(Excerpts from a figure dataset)
** BEGIN **

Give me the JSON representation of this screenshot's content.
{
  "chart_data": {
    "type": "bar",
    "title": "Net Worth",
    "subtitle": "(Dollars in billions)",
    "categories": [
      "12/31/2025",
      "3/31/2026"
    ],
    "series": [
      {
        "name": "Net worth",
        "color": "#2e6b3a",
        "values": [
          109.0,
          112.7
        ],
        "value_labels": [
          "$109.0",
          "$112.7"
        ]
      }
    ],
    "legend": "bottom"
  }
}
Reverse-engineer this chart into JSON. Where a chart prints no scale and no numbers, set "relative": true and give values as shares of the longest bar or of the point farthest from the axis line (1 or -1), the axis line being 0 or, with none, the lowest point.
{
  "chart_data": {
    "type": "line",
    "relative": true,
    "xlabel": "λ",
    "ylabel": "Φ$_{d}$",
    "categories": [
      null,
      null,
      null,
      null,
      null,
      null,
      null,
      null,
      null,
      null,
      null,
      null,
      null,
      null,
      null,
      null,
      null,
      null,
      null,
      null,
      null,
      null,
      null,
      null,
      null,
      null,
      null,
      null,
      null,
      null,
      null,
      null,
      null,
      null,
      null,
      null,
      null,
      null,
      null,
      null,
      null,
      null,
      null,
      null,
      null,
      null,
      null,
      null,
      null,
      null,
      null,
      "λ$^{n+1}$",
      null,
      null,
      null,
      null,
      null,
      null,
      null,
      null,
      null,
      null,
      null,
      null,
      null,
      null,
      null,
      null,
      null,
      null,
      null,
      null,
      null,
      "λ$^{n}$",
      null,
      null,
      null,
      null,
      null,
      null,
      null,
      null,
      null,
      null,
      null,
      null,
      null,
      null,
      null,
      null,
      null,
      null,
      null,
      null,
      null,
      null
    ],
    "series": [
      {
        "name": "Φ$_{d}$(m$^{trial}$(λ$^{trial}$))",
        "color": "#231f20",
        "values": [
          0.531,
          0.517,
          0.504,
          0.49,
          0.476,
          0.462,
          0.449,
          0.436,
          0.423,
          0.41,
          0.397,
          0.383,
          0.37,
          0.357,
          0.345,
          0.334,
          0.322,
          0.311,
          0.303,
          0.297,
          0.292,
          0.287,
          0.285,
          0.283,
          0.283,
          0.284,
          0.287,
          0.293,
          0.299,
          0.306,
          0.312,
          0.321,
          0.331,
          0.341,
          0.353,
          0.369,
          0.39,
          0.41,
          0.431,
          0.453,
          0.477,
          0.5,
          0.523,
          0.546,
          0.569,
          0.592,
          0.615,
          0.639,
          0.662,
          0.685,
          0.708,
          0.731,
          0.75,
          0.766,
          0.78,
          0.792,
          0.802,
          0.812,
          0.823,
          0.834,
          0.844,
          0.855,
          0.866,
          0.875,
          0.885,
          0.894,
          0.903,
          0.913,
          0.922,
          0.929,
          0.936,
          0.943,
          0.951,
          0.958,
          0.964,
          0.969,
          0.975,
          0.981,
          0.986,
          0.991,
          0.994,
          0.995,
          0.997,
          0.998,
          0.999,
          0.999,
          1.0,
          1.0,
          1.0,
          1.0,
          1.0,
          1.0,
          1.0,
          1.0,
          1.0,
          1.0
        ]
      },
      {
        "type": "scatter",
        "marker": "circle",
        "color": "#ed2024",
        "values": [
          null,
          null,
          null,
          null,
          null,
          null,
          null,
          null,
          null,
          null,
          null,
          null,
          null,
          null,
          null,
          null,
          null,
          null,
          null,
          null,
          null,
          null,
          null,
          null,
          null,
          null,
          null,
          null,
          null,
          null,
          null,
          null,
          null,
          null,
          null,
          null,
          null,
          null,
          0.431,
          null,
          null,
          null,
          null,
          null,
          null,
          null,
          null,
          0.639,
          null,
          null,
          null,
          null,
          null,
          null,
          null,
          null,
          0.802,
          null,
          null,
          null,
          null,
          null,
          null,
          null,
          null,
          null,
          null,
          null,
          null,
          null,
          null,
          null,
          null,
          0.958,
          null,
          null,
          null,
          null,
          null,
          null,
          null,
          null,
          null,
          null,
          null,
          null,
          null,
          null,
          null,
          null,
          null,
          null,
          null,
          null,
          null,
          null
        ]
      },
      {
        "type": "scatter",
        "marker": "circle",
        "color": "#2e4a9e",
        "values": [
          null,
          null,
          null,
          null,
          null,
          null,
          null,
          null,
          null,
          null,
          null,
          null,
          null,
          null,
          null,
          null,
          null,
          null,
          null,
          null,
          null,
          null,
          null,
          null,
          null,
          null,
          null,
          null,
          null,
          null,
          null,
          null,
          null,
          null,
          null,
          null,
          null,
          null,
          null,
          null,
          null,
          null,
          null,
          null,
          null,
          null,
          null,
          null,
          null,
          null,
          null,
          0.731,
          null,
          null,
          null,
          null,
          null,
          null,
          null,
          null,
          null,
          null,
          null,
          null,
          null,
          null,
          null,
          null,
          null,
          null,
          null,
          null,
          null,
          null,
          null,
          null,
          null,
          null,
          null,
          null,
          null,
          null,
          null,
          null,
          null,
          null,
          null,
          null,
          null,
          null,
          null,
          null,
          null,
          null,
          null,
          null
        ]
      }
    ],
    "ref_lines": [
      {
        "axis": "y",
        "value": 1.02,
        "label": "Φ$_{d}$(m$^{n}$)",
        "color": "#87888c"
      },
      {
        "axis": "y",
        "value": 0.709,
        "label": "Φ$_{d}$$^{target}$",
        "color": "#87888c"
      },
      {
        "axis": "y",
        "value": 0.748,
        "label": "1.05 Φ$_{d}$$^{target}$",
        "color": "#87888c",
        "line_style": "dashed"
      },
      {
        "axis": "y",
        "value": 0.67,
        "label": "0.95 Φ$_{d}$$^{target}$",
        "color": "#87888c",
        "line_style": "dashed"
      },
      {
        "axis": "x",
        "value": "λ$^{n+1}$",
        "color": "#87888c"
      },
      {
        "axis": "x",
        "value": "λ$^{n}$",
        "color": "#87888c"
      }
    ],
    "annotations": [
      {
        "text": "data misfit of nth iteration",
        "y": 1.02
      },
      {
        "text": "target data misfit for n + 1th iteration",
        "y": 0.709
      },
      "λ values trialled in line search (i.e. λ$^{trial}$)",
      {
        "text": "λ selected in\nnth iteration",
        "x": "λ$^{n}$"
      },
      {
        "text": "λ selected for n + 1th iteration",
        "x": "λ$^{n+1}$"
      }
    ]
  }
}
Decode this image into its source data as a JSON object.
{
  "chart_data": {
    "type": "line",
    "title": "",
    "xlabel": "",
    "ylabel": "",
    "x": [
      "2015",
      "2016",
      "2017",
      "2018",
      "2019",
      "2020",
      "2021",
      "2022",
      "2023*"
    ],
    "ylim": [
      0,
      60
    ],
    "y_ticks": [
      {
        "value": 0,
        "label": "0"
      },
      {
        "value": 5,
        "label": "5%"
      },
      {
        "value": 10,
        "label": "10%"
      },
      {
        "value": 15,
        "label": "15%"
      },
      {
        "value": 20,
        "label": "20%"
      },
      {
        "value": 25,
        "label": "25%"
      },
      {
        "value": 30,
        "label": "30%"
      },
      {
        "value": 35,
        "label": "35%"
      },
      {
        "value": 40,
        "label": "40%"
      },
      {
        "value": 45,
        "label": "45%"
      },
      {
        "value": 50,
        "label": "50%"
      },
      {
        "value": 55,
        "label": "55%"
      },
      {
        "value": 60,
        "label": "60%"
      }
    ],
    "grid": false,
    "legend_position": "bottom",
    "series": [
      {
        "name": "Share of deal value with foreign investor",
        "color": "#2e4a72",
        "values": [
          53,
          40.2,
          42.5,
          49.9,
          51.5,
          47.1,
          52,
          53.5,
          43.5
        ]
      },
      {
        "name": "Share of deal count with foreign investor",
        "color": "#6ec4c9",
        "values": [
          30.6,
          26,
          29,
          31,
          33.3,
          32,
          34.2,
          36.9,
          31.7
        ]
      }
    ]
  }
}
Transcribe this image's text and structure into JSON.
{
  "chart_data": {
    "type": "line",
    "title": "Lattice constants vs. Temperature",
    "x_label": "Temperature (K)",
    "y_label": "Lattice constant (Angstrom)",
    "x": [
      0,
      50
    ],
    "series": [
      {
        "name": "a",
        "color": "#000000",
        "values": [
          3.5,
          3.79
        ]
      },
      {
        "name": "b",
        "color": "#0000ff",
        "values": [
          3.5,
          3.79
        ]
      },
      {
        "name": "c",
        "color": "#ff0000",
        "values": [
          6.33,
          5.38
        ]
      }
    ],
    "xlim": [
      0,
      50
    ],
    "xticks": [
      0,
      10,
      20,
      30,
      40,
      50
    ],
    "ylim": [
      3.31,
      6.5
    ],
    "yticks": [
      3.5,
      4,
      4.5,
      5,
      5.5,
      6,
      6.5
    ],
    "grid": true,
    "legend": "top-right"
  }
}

** END **

What to produce — Copy exactly the lines above, from the one containing "Transcribe this image's" through the very last line.

Problem solution —
Transcribe this image's text and structure into JSON.
{
  "chart_data": {
    "type": "line",
    "title": "Lattice constants vs. Temperature",
    "x_label": "Temperature (K)",
    "y_label": "Lattice constant (Angstrom)",
    "x": [
      0,
      50
    ],
    "series": [
      {
        "name": "a",
        "color": "#000000",
        "values": [
          3.5,
          3.79
        ]
      },
      {
        "name": "b",
        "color": "#0000ff",
        "values": [
          3.5,
          3.79
        ]
      },
      {
        "name": "c",
        "color": "#ff0000",
        "values": [
          6.33,
          5.38
        ]
      }
    ],
    "xlim": [
      0,
      50
    ],
    "xticks": [
      0,
      10,
      20,
      30,
      40,
      50
    ],
    "ylim": [
      3.31,
      6.5
    ],
    "yticks": [
      3.5,
      4,
      4.5,
      5,
      5.5,
      6,
      6.5
    ],
    "grid": true,
    "legend": "top-right"
  }
}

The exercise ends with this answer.